# Problem details
Produce an exact copy of the lines from the line containing "What data populates" through the last line of the entries below, and only those lines.

(Dataset records)
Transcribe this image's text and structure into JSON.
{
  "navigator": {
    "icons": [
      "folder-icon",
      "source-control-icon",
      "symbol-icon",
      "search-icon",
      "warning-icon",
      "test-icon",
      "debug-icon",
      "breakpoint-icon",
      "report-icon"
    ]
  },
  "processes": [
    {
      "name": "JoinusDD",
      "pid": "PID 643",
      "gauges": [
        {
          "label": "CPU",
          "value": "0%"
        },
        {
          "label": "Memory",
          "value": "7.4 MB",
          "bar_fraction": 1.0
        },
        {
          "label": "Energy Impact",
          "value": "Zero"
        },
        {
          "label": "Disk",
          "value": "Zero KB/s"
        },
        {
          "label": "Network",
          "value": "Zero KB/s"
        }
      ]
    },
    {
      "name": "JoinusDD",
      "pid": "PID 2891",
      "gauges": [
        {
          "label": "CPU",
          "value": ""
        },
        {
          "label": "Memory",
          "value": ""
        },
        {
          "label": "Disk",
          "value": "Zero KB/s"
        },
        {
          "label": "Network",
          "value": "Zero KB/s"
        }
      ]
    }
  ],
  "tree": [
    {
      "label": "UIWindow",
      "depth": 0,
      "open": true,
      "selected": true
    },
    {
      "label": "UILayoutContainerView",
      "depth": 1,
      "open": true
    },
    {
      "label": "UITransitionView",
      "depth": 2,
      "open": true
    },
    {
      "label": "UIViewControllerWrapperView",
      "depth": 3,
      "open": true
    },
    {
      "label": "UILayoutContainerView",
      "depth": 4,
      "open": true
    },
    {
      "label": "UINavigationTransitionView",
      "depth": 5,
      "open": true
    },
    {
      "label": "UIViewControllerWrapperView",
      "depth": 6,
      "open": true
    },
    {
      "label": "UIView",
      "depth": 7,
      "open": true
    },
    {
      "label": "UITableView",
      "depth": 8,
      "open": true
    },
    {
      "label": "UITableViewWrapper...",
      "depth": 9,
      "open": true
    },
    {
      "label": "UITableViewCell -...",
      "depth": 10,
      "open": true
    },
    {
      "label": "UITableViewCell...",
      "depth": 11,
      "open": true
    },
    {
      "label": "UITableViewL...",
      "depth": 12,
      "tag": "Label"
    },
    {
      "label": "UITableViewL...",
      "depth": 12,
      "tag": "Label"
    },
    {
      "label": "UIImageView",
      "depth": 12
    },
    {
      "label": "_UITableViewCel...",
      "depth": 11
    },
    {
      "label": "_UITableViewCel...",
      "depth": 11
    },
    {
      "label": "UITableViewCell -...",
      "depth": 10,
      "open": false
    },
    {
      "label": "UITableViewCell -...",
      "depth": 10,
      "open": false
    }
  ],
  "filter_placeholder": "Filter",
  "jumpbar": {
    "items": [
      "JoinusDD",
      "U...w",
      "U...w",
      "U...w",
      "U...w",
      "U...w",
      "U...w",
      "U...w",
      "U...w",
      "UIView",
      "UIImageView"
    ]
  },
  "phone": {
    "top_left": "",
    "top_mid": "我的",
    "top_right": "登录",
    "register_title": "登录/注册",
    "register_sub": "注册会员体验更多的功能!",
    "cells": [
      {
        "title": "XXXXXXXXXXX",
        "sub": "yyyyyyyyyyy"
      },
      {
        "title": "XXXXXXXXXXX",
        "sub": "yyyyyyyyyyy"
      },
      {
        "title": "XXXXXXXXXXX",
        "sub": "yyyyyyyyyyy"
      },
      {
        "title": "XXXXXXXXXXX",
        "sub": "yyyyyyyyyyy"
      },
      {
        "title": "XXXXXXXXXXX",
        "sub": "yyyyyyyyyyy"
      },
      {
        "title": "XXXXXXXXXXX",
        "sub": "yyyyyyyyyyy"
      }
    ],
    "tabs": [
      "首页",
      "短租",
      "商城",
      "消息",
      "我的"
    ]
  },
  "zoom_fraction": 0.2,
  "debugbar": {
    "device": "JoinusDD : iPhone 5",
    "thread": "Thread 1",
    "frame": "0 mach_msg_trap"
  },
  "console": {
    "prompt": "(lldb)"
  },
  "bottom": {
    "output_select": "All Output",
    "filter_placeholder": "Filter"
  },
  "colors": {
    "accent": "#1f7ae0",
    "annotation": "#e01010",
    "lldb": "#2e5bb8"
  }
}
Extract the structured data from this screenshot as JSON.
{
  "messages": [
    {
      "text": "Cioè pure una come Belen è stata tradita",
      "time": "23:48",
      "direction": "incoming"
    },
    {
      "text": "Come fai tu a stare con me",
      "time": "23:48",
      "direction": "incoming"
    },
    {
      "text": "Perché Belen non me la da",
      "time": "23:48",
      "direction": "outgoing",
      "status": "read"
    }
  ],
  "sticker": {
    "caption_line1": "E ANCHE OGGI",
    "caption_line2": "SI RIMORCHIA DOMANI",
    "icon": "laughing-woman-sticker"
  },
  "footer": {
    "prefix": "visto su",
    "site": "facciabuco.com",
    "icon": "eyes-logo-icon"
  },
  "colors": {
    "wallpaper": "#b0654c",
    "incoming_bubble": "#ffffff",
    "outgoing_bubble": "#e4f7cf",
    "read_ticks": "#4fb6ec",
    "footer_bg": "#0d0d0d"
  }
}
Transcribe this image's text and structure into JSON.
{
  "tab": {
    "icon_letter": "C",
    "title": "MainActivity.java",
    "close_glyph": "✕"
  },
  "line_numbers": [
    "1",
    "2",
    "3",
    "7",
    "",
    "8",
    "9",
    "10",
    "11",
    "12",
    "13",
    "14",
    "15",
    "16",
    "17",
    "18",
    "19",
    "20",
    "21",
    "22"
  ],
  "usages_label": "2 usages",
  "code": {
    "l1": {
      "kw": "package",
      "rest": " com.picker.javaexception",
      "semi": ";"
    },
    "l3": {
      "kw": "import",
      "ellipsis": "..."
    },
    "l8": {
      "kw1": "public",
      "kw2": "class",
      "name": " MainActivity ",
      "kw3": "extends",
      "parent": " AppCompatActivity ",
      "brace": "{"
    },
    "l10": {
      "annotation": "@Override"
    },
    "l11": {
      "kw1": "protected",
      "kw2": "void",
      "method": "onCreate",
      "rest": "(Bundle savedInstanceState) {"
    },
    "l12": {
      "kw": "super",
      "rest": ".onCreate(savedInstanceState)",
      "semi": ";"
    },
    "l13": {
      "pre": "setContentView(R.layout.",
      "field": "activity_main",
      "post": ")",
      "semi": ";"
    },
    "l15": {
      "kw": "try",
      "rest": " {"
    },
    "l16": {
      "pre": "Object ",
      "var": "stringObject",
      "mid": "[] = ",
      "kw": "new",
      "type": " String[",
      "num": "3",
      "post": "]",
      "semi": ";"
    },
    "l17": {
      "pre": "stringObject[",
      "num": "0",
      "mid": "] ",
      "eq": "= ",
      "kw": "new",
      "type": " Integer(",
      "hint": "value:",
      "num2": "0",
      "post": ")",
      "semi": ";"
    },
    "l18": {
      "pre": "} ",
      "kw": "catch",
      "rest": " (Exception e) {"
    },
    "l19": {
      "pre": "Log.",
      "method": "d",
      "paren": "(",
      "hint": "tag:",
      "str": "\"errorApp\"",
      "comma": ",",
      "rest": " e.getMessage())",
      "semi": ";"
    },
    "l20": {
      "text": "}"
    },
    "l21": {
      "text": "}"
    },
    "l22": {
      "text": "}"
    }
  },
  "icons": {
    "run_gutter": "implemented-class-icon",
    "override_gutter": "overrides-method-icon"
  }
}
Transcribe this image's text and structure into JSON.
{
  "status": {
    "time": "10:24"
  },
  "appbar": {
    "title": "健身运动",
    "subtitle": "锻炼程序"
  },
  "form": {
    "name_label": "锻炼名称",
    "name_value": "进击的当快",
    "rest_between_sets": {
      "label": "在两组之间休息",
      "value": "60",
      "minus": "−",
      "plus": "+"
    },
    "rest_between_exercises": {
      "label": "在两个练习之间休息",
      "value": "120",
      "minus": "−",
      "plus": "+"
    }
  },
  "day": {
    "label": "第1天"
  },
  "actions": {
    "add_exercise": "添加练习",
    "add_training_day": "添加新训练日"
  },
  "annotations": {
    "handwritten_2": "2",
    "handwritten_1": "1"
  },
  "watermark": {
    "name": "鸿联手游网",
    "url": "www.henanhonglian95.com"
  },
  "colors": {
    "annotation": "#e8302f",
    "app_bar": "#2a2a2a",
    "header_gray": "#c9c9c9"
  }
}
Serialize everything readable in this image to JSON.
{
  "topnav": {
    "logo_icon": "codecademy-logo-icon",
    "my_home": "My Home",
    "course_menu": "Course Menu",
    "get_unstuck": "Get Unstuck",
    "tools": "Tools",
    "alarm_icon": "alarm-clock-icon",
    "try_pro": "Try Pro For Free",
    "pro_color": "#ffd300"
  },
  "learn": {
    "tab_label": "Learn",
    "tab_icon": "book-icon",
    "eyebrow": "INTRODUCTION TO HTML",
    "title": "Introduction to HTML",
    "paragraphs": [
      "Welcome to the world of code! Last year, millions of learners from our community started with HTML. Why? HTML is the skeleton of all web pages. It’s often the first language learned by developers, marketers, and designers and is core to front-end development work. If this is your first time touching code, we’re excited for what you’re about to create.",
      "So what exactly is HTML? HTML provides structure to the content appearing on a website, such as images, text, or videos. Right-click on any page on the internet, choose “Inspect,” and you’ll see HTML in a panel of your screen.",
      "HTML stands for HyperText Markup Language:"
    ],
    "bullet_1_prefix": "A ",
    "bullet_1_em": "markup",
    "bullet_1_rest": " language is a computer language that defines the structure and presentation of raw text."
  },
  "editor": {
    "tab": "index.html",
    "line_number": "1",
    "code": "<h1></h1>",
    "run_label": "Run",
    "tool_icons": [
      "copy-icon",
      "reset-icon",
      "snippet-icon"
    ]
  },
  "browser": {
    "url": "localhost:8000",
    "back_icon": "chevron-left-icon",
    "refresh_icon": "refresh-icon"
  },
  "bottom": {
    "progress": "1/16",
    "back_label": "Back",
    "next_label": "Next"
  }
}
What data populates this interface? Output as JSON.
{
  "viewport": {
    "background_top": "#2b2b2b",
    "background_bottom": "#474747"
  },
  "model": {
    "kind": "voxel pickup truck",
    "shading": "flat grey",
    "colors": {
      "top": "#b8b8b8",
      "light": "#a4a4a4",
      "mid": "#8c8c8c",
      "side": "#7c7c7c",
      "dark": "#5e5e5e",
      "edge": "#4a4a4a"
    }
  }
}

# Worked answer
What data populates this interface? Output as JSON.
{
  "viewport": {
    "background_top": "#2b2b2b",
    "background_bottom": "#474747"
  },
  "model": {
    "kind": "voxel pickup truck",
    "shading": "flat grey",
    "colors": {
      "top": "#b8b8b8",
      "light": "#a4a4a4",
      "mid": "#8c8c8c",
      "side": "#7c7c7c",
      "dark": "#5e5e5e",
      "edge": "#4a4a4a"
    }
  }
}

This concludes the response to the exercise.